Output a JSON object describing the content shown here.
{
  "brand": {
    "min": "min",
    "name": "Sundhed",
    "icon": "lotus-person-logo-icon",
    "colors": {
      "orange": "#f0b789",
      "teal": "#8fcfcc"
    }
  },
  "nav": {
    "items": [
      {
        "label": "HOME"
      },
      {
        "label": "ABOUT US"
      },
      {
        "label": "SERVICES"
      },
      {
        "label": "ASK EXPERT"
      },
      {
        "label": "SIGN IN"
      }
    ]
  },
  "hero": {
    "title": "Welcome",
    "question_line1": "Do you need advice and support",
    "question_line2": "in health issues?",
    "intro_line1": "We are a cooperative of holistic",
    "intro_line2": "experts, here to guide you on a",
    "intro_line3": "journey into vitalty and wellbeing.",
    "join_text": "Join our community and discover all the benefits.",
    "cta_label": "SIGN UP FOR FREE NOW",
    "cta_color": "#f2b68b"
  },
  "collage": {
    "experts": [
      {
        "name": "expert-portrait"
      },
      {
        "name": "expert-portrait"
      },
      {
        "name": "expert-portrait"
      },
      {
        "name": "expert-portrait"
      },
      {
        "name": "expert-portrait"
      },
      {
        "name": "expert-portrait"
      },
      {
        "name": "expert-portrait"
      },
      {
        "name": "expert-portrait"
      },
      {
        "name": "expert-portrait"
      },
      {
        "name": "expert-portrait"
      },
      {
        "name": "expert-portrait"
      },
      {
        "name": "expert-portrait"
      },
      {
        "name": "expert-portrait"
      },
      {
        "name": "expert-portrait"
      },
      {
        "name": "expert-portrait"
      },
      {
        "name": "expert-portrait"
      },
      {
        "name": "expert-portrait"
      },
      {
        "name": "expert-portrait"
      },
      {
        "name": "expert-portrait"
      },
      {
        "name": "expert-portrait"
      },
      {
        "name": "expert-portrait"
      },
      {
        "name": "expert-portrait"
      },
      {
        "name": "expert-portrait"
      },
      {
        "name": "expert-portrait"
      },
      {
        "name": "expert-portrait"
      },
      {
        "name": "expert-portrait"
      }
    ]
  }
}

# [BRIEF]
Filter the records for lines holding the string "SIGN". Copy each one.

# [ANSWER]
        "label": "SIGN IN"
    "cta_label": "SIGN UP FOR FREE NOW",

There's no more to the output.